Stated goal: Copy out each line of the listing that has the word "AZEVEDO" in it.

Data for this exercise:
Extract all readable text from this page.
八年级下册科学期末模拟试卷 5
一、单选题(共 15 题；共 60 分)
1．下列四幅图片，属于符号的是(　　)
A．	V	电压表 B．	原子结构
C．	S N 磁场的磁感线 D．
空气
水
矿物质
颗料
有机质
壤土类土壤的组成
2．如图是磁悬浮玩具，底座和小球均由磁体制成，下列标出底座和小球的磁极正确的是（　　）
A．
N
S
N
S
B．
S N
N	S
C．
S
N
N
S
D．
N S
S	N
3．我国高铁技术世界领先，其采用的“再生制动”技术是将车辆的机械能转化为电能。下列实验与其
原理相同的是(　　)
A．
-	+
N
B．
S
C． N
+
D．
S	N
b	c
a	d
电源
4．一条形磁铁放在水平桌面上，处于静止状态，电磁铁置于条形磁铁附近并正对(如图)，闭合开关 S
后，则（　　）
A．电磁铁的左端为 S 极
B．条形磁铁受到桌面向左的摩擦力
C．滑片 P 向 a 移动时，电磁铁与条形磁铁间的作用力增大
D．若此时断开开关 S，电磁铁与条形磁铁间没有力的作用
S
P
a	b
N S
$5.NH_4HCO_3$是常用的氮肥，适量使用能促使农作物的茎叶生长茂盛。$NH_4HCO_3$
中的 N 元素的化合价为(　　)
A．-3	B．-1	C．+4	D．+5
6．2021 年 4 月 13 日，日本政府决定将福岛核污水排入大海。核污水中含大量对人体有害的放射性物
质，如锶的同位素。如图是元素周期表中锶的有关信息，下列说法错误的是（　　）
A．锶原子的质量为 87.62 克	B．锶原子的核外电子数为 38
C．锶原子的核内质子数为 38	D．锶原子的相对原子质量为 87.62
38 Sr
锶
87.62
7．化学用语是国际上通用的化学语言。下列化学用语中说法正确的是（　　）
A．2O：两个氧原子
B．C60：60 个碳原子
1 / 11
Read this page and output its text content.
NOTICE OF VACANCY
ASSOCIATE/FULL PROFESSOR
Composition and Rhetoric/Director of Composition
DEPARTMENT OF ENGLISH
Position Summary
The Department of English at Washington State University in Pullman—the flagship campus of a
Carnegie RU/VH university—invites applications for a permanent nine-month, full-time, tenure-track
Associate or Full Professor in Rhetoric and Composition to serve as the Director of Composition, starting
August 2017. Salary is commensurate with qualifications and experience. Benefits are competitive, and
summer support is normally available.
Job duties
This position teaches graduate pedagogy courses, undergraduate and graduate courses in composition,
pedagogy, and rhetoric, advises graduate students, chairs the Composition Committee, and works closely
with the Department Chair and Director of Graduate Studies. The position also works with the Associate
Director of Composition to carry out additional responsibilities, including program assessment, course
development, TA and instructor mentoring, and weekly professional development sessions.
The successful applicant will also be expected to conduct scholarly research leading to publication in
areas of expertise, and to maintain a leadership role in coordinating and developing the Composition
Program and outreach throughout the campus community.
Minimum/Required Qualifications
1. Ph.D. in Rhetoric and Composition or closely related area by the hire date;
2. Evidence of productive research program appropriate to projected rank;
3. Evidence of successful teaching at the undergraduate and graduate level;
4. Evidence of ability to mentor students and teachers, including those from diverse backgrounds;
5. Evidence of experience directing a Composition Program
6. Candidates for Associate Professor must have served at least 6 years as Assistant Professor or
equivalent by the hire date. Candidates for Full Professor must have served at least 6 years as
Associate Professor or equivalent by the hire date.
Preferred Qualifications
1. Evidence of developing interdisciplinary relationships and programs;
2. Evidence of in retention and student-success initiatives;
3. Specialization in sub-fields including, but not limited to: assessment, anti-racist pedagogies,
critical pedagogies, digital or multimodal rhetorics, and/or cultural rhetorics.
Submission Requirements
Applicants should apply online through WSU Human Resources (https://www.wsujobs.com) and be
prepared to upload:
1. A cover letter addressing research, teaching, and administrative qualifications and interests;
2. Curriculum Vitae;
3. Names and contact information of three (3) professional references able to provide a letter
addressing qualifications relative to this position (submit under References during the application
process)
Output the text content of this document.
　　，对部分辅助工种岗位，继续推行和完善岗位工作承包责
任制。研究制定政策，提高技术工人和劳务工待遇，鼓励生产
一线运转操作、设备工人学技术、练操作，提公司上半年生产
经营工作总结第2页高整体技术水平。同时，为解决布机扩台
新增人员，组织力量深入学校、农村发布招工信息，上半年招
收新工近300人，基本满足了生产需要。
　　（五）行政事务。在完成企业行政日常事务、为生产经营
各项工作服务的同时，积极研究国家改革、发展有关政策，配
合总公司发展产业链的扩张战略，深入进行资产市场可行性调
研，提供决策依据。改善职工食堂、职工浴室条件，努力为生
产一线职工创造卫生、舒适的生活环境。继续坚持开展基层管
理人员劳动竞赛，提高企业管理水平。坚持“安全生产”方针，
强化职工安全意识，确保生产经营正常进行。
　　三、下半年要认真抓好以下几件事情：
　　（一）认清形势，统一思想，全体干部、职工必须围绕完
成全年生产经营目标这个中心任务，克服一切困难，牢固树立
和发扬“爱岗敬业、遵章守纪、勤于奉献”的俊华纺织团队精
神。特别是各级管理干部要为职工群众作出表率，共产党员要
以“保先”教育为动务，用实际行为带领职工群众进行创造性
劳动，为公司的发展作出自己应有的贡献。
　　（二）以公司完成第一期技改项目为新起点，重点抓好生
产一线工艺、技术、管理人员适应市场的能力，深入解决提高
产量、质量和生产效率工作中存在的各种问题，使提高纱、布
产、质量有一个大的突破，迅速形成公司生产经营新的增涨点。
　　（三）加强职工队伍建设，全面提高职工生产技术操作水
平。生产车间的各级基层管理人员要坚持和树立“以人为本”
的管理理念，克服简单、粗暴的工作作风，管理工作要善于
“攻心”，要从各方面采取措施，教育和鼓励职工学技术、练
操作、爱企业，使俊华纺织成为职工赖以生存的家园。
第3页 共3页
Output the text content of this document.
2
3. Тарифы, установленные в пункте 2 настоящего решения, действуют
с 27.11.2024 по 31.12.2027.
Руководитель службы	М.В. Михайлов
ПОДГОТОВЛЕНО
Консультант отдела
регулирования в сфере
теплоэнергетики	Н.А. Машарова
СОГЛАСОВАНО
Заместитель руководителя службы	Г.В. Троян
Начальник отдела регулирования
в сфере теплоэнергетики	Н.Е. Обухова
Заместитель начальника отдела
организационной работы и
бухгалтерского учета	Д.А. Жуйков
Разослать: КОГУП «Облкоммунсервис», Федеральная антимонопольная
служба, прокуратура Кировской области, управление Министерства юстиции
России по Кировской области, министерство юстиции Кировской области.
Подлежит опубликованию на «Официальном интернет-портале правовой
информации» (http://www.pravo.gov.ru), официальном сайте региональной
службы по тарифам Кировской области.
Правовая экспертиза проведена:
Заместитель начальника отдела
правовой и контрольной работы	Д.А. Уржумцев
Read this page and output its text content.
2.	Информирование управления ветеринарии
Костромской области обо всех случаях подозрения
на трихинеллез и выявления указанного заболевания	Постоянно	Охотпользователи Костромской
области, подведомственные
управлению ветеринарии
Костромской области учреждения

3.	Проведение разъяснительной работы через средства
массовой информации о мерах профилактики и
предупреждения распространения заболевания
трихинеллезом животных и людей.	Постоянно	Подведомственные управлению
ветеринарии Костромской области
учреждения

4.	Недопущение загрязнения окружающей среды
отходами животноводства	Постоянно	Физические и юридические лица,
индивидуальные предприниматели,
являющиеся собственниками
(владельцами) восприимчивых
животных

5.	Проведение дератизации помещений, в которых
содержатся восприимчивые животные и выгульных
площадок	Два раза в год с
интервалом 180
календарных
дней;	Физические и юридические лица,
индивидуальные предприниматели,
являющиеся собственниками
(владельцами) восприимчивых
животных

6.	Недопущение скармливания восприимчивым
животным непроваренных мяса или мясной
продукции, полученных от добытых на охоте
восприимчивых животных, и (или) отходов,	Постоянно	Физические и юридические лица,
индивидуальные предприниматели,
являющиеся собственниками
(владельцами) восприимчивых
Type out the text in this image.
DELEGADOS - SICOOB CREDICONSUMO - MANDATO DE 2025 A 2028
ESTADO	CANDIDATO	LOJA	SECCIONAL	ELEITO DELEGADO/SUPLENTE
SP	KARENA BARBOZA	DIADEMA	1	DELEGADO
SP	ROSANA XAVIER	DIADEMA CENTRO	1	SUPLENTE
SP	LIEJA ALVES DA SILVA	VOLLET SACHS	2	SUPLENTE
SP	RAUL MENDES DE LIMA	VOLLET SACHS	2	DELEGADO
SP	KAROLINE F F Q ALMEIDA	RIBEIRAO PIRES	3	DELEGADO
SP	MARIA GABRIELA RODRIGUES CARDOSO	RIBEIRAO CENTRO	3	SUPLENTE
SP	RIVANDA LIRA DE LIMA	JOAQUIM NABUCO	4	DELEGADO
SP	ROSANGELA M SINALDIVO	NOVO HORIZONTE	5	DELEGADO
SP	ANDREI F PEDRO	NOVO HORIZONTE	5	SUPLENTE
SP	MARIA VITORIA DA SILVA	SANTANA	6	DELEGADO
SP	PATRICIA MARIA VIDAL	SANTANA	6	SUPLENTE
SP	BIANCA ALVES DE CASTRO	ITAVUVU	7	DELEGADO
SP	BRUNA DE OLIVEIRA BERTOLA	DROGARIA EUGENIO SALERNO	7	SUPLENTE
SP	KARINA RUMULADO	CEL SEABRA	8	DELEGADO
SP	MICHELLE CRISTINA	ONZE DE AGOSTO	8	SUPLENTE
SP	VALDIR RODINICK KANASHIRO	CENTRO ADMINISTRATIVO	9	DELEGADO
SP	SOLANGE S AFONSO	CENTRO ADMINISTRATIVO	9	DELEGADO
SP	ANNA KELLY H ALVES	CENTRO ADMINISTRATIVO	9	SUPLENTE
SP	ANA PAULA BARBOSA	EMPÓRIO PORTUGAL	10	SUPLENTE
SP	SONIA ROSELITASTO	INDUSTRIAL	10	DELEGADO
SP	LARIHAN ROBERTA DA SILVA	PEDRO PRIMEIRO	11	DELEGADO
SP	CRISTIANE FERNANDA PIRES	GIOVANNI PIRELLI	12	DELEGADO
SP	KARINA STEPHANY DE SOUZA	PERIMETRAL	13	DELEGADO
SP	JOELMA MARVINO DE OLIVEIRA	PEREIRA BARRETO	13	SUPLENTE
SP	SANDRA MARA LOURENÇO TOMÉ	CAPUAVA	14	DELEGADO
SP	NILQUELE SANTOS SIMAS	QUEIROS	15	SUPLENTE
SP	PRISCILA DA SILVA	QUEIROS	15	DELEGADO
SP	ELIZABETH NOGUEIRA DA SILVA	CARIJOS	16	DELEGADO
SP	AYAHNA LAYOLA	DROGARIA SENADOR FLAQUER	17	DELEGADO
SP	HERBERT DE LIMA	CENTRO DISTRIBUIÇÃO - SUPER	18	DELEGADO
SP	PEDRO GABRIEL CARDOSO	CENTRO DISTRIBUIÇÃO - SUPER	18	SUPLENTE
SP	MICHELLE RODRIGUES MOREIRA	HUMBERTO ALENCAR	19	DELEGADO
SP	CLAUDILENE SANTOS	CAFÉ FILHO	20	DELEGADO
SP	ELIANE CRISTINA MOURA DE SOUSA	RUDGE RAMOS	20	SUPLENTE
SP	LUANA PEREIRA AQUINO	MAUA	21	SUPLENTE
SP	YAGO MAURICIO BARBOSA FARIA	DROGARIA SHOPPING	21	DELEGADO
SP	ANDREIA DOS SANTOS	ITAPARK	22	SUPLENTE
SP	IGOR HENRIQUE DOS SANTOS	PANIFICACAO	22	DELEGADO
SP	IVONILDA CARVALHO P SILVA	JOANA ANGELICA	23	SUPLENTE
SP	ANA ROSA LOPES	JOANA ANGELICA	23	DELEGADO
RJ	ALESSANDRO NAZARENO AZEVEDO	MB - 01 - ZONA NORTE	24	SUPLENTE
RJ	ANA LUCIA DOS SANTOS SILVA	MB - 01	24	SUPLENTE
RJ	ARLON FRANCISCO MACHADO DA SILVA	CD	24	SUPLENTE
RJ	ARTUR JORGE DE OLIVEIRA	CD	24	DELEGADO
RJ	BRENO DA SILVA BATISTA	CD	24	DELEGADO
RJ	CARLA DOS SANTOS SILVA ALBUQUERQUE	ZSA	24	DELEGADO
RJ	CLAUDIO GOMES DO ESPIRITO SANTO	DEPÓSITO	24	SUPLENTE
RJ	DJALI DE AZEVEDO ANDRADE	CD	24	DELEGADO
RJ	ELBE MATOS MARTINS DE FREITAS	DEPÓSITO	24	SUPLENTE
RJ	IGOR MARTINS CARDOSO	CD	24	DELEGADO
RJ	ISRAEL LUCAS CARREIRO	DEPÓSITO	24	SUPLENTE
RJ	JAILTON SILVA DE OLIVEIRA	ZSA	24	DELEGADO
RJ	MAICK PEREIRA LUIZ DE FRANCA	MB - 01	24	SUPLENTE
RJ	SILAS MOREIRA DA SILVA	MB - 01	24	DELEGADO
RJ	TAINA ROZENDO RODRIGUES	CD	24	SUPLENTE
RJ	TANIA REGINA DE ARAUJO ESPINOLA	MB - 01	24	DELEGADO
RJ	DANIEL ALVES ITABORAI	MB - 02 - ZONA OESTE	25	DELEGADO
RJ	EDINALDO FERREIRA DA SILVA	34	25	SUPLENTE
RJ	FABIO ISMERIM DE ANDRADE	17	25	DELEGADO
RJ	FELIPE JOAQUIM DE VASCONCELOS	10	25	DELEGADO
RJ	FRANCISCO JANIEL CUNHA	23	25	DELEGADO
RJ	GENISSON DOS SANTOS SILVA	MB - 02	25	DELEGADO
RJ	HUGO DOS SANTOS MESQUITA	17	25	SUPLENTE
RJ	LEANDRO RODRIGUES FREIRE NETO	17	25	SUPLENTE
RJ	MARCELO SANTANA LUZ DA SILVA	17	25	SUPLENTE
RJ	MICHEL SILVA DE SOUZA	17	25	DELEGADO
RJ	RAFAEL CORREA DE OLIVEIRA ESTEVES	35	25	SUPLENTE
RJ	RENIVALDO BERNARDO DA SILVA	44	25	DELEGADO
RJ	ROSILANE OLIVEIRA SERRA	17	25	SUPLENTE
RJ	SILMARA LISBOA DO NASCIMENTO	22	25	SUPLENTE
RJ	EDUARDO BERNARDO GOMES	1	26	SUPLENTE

Finished task:
RJ	ALESSANDRO NAZARENO AZEVEDO	MB - 01 - ZONA NORTE	24	SUPLENTE
RJ	DJALI DE AZEVEDO ANDRADE	CD	24	DELEGADO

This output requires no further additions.